[start Material to process]

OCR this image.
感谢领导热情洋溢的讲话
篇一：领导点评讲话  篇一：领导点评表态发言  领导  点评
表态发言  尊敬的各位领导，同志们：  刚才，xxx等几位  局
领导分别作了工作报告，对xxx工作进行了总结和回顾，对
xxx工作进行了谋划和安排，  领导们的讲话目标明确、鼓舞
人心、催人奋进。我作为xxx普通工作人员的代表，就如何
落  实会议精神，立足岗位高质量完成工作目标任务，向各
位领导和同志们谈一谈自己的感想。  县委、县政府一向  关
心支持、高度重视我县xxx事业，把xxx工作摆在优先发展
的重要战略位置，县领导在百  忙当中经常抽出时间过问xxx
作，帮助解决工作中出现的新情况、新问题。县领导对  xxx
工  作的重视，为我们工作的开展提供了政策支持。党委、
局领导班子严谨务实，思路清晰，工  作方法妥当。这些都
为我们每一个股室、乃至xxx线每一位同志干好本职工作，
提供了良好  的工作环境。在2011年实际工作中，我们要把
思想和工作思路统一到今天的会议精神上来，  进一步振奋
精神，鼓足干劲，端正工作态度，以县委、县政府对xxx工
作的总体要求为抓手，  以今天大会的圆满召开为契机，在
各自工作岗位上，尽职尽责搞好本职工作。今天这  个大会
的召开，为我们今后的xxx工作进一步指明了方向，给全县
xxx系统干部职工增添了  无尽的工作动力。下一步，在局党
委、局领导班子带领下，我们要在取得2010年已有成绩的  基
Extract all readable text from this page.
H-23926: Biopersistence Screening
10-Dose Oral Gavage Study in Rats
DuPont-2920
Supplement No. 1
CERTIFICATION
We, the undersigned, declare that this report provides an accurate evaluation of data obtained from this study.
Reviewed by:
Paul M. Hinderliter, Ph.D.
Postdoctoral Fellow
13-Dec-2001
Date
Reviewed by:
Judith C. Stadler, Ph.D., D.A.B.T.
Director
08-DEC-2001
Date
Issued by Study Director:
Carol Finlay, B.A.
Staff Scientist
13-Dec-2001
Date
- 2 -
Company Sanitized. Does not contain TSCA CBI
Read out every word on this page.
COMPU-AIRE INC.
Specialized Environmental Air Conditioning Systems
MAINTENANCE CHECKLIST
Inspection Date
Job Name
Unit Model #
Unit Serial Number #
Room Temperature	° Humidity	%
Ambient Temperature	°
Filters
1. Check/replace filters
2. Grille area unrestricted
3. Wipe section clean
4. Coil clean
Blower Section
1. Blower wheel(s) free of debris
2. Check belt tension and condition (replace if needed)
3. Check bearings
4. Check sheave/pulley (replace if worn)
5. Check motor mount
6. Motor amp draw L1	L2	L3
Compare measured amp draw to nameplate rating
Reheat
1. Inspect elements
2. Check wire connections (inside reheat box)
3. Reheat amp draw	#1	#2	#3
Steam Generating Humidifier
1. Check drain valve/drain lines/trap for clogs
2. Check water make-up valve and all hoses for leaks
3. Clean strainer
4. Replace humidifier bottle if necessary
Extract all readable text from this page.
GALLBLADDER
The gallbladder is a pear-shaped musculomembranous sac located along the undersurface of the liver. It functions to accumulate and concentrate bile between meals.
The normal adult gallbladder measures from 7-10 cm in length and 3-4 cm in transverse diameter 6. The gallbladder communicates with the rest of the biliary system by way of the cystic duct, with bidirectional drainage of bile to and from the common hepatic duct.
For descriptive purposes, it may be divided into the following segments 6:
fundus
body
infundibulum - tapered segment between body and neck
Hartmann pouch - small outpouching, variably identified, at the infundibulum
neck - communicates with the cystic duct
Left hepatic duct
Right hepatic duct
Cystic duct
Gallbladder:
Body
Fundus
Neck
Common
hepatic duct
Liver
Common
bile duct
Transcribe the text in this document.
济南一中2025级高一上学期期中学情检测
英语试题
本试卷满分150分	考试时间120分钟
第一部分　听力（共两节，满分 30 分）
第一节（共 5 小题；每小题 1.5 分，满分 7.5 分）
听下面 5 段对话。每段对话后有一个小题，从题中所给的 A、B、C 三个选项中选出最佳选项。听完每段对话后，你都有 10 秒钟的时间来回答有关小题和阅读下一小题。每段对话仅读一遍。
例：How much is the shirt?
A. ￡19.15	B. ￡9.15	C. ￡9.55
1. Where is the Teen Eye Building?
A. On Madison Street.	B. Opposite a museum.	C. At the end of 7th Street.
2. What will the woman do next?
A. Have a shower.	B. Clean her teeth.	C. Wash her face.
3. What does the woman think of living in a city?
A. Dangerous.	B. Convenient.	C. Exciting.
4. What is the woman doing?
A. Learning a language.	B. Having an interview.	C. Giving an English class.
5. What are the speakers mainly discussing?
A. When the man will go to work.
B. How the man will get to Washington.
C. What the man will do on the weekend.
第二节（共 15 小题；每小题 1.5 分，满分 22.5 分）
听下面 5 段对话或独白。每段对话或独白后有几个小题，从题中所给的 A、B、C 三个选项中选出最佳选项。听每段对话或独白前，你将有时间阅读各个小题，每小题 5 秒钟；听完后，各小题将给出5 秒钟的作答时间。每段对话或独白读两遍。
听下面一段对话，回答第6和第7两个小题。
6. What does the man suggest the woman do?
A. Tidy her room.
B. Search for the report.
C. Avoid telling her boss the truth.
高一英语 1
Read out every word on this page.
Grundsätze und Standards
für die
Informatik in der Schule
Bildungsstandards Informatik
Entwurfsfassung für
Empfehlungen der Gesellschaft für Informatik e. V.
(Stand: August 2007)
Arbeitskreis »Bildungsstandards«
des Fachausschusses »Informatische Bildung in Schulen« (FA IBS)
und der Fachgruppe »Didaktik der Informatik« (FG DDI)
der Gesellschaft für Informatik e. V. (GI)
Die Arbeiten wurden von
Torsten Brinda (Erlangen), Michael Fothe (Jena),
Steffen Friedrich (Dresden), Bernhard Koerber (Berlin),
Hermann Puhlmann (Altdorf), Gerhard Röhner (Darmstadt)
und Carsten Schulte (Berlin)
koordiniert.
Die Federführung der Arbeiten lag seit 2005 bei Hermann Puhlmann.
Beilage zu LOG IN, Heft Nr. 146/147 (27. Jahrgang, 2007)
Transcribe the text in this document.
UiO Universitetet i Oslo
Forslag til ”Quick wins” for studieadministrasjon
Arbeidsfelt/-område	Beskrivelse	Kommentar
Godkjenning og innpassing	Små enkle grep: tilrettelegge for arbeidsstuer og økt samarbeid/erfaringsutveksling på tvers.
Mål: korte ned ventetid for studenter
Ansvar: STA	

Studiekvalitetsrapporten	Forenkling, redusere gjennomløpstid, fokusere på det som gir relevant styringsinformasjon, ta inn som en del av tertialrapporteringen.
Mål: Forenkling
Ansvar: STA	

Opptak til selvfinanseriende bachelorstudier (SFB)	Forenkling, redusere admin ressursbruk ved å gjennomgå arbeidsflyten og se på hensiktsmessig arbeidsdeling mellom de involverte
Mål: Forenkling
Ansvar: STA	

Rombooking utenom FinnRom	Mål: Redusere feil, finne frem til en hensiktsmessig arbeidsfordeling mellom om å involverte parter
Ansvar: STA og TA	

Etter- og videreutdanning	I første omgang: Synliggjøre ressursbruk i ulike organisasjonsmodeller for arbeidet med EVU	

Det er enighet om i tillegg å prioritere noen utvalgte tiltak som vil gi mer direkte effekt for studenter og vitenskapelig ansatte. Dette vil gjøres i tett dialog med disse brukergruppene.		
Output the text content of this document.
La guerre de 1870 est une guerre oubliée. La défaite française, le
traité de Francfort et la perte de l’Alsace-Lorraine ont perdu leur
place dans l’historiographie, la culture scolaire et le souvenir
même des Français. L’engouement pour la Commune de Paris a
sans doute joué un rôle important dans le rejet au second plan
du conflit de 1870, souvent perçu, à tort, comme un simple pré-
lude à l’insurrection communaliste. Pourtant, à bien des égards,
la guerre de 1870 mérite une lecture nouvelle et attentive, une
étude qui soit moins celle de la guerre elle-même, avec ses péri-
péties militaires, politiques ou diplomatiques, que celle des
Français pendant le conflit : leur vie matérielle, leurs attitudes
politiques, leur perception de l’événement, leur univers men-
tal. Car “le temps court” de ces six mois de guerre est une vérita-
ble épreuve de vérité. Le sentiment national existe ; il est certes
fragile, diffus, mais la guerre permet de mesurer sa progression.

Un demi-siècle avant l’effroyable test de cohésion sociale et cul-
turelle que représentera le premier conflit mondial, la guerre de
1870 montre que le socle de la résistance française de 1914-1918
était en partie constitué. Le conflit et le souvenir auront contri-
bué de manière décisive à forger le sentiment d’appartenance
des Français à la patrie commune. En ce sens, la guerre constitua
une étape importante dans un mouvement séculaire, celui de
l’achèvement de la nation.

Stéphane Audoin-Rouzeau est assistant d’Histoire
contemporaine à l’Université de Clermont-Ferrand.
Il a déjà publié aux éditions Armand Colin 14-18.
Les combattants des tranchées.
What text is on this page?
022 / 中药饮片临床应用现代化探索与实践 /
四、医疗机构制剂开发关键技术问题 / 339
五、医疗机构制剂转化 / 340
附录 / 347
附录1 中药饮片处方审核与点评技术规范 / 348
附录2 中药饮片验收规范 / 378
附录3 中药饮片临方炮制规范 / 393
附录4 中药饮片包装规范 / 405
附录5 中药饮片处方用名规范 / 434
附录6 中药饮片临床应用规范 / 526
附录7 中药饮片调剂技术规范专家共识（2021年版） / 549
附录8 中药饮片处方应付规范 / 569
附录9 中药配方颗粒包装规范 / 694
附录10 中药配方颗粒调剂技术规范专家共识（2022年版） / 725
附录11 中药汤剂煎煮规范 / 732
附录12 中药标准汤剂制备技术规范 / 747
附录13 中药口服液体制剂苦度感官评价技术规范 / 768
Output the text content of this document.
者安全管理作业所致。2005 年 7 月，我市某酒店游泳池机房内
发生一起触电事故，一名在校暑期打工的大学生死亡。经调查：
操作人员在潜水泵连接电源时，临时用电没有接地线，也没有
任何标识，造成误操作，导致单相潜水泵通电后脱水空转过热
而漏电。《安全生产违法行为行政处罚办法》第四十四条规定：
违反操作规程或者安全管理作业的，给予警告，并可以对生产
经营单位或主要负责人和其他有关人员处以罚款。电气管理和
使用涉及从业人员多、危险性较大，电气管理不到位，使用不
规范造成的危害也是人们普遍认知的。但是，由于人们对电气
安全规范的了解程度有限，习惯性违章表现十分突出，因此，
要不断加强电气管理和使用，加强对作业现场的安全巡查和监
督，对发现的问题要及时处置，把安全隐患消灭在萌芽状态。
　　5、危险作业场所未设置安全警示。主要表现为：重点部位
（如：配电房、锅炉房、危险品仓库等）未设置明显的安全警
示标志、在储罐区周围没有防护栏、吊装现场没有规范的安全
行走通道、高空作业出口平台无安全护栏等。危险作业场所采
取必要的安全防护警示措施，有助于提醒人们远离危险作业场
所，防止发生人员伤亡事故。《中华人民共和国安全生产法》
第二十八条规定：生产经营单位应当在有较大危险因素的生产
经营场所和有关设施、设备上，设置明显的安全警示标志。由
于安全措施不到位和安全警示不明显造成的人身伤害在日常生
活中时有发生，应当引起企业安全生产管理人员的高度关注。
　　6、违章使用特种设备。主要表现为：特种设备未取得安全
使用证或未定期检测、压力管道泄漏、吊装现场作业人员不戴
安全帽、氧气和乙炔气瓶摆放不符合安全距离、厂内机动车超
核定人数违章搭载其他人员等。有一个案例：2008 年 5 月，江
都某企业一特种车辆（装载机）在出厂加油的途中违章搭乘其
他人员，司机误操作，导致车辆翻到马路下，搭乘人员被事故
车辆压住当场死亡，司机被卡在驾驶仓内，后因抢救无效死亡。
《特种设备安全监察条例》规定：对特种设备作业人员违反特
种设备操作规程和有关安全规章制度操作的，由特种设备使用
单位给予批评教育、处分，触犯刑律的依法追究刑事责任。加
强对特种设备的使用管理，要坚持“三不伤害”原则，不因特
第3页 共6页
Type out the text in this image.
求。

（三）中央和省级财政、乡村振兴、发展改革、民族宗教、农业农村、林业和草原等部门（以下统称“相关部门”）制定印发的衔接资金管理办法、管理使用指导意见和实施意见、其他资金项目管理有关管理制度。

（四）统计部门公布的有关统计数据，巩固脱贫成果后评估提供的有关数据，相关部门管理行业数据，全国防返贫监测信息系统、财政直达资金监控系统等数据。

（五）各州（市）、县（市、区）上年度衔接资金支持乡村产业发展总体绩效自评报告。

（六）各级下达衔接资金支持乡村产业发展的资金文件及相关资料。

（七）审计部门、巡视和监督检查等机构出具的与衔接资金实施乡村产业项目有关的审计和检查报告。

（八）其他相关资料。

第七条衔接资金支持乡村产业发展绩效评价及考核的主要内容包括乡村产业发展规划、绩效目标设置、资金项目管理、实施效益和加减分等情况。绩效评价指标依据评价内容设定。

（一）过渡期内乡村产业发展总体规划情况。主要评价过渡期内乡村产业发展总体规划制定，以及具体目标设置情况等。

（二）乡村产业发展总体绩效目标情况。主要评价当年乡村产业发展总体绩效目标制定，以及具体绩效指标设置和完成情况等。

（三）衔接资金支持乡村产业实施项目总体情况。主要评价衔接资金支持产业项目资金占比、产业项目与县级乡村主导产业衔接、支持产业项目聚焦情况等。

[end Material to process]

Task directions: Search the records above for "Hermann". Copy each line where it is found.

Response below:
Hermann Puhlmann (Altdorf), Gerhard Röhner (Darmstadt)
Die Federführung der Arbeiten lag seit 2005 bei Hermann Puhlmann.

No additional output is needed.